══ Exercise data ══

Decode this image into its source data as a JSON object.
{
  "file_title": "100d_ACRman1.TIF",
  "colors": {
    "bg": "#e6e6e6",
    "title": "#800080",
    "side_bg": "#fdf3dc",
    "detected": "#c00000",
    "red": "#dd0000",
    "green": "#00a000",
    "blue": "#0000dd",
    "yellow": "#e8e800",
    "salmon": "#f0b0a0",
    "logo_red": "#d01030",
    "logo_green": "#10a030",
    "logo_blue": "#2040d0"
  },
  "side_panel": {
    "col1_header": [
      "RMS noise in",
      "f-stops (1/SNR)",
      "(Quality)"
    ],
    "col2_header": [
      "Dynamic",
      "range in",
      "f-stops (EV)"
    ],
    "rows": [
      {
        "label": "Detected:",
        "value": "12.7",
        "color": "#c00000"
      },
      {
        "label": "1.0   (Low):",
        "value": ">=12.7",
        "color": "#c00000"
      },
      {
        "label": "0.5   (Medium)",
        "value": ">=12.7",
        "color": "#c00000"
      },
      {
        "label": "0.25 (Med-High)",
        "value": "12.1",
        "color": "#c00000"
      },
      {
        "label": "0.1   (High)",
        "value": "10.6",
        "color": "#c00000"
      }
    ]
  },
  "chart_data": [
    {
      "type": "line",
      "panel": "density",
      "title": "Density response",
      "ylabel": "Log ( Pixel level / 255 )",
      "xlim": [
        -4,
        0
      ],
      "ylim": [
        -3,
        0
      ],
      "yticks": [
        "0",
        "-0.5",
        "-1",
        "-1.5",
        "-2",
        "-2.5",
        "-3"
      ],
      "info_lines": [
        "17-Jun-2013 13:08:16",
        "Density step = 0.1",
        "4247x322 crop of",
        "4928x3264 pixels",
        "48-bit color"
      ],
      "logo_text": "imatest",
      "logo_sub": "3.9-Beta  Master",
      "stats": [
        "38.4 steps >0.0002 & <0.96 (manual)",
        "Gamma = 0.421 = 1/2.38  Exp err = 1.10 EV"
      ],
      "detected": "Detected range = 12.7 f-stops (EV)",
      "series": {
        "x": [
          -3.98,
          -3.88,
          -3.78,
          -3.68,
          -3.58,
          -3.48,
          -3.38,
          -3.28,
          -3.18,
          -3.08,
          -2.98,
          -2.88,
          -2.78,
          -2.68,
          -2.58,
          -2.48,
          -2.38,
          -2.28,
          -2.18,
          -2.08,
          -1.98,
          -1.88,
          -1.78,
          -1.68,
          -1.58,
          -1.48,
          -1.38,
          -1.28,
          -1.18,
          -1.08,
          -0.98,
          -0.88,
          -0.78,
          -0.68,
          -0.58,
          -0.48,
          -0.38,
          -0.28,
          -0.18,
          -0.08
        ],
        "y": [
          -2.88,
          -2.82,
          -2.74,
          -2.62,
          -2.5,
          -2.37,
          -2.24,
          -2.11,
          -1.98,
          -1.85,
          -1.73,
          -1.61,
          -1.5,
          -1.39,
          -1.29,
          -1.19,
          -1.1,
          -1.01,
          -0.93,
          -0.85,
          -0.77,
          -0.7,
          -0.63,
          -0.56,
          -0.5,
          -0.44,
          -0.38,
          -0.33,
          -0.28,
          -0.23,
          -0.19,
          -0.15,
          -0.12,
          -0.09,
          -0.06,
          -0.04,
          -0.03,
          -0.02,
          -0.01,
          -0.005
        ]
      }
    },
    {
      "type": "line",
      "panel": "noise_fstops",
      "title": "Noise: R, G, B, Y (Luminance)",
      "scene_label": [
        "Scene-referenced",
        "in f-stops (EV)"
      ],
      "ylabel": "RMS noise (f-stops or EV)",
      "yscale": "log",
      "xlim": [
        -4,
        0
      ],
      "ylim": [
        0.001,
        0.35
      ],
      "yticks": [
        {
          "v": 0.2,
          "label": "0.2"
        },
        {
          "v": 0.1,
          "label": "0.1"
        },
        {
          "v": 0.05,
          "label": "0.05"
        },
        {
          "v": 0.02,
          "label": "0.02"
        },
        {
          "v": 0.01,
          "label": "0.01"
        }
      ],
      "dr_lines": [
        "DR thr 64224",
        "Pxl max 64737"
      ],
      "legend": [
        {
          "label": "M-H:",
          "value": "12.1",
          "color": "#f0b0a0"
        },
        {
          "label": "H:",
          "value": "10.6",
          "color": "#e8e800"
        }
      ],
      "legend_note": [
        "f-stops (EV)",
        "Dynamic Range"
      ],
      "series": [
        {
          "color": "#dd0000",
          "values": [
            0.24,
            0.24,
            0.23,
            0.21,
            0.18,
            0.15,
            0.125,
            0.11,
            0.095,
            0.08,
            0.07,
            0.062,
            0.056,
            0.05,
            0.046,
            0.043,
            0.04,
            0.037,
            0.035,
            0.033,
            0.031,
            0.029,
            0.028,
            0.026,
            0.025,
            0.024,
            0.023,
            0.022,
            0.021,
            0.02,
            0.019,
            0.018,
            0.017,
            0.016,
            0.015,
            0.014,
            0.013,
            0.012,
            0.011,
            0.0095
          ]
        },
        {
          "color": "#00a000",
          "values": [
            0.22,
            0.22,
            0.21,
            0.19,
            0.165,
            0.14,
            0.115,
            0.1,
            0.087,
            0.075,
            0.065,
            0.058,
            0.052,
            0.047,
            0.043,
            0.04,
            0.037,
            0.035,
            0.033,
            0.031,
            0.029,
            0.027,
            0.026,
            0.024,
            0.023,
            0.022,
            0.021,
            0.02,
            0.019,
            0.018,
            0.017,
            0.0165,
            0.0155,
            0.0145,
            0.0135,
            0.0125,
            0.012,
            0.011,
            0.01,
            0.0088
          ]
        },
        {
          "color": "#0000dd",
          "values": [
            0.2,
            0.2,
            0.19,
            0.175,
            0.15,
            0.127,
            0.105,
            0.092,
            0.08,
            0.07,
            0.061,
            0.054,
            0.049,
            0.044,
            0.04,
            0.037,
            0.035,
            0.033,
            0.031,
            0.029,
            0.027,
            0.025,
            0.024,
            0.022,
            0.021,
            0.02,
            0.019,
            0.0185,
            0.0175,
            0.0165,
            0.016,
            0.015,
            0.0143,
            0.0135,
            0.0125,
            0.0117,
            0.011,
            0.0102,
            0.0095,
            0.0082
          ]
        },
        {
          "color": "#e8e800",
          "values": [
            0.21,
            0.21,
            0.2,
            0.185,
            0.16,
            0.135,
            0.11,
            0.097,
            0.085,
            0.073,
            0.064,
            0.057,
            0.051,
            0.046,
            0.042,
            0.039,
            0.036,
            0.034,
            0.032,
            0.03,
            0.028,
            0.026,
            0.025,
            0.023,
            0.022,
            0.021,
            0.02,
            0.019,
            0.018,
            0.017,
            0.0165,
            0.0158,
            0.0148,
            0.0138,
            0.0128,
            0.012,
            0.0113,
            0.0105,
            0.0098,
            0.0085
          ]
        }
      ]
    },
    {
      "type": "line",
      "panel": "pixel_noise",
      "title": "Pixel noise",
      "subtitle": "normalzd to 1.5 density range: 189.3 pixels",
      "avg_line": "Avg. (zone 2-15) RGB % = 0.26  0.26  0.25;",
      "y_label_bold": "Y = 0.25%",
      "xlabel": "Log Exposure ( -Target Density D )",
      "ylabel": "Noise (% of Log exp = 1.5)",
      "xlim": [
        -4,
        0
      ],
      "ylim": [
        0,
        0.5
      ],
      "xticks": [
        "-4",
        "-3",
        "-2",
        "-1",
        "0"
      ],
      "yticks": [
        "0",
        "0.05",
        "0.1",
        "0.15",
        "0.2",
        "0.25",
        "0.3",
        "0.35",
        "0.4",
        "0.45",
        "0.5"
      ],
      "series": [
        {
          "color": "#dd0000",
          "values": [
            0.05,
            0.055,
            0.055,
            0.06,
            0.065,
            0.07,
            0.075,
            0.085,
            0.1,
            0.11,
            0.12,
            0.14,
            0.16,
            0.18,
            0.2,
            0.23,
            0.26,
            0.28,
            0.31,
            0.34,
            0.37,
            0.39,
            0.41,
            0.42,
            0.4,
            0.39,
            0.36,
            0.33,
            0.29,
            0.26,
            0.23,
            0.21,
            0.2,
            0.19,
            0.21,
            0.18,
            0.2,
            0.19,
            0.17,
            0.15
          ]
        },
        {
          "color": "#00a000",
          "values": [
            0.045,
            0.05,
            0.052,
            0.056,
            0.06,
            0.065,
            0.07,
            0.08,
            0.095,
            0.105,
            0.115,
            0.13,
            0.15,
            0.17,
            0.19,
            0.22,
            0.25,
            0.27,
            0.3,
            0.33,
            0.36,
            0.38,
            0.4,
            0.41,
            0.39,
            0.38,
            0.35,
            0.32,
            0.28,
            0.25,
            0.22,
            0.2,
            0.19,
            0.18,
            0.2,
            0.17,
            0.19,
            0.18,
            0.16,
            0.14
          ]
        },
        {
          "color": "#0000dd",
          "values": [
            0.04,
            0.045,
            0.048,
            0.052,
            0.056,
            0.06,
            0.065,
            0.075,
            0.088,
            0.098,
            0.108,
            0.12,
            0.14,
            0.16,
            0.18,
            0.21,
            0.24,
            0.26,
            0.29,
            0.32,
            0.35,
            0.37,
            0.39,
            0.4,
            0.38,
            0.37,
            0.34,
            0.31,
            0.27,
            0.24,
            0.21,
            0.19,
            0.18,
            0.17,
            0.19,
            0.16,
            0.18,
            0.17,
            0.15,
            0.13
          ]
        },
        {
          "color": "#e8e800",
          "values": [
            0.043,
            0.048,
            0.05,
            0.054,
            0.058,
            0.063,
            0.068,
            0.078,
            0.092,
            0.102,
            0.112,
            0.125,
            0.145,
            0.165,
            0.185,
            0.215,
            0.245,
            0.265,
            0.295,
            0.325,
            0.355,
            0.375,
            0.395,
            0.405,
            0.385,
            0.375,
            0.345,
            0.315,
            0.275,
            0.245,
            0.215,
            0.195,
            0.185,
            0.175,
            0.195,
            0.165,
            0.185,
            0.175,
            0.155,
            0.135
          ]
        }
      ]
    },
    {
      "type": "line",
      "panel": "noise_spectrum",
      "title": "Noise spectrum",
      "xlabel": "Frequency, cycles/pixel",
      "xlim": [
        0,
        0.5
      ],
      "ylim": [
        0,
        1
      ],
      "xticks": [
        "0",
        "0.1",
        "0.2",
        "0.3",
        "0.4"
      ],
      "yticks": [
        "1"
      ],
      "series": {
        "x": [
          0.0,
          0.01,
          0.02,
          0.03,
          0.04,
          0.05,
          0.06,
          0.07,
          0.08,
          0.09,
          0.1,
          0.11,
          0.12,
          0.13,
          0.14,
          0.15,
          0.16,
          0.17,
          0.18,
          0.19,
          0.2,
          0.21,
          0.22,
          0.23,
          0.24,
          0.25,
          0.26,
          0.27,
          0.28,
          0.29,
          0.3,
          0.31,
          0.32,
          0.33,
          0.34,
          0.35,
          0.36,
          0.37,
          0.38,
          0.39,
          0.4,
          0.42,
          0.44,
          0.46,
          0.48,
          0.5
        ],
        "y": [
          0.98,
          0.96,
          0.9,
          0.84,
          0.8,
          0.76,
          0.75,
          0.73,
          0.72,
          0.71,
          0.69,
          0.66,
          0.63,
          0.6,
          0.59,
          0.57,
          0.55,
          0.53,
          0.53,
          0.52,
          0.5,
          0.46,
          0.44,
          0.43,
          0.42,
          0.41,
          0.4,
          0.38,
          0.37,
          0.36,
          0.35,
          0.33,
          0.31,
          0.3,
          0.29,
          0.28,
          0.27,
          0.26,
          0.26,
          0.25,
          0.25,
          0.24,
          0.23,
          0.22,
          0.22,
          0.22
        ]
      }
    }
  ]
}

═══

→ Instructions to follow
Of the lines in the data, how many hold the string "ylabel"? State the number, nothing else.

→ Full solution
3